(Extracted data entries)
======

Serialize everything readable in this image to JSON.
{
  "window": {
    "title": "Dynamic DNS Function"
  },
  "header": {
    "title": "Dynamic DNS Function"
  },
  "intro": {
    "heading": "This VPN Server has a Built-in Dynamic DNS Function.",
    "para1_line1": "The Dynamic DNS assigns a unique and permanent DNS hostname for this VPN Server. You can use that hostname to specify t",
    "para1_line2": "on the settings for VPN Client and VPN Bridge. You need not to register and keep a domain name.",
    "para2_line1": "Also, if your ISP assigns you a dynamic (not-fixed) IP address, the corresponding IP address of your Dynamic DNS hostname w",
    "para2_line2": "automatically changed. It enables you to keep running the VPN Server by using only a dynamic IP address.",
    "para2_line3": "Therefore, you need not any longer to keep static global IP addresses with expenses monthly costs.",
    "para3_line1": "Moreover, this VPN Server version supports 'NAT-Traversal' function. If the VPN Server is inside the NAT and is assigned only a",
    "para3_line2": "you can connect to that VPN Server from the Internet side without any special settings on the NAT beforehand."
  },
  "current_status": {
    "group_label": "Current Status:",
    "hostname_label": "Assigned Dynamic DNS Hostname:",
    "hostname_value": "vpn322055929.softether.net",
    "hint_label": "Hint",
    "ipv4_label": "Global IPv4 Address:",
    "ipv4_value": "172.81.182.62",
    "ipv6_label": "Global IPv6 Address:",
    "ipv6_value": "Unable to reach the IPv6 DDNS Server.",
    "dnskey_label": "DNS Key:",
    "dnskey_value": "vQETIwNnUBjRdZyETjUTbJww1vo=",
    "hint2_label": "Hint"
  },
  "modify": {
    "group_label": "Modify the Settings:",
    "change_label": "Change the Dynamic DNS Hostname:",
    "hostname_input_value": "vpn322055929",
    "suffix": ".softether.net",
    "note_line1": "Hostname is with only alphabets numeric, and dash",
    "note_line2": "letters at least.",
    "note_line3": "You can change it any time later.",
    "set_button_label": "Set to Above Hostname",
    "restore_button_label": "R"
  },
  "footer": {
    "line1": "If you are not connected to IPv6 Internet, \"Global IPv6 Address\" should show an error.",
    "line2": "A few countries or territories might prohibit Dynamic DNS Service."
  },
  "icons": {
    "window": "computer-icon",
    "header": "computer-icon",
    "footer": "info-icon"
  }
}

======

▶ **Aim**
Exact output of every entry is required.

▶ **The completed task**
Serialize everything readable in this image to JSON.
{
  "window": {
    "title": "Dynamic DNS Function"
  },
  "header": {
    "title": "Dynamic DNS Function"
  },
  "intro": {
    "heading": "This VPN Server has a Built-in Dynamic DNS Function.",
    "para1_line1": "The Dynamic DNS assigns a unique and permanent DNS hostname for this VPN Server. You can use that hostname to specify t",
    "para1_line2": "on the settings for VPN Client and VPN Bridge. You need not to register and keep a domain name.",
    "para2_line1": "Also, if your ISP assigns you a dynamic (not-fixed) IP address, the corresponding IP address of your Dynamic DNS hostname w",
    "para2_line2": "automatically changed. It enables you to keep running the VPN Server by using only a dynamic IP address.",
    "para2_line3": "Therefore, you need not any longer to keep static global IP addresses with expenses monthly costs.",
    "para3_line1": "Moreover, this VPN Server version supports 'NAT-Traversal' function. If the VPN Server is inside the NAT and is assigned only a",
    "para3_line2": "you can connect to that VPN Server from the Internet side without any special settings on the NAT beforehand."
  },
  "current_status": {
    "group_label": "Current Status:",
    "hostname_label": "Assigned Dynamic DNS Hostname:",
    "hostname_value": "vpn322055929.softether.net",
    "hint_label": "Hint",
    "ipv4_label": "Global IPv4 Address:",
    "ipv4_value": "172.81.182.62",
    "ipv6_label": "Global IPv6 Address:",
    "ipv6_value": "Unable to reach the IPv6 DDNS Server.",
    "dnskey_label": "DNS Key:",
    "dnskey_value": "vQETIwNnUBjRdZyETjUTbJww1vo=",
    "hint2_label": "Hint"
  },
  "modify": {
    "group_label": "Modify the Settings:",
    "change_label": "Change the Dynamic DNS Hostname:",
    "hostname_input_value": "vpn322055929",
    "suffix": ".softether.net",
    "note_line1": "Hostname is with only alphabets numeric, and dash",
    "note_line2": "letters at least.",
    "note_line3": "You can change it any time later.",
    "set_button_label": "Set to Above Hostname",
    "restore_button_label": "R"
  },
  "footer": {
    "line1": "If you are not connected to IPv6 Internet, \"Global IPv6 Address\" should show an error.",
    "line2": "A few countries or territories might prohibit Dynamic DNS Service."
  },
  "icons": {
    "window": "computer-icon",
    "header": "computer-icon",
    "footer": "info-icon"
  }
}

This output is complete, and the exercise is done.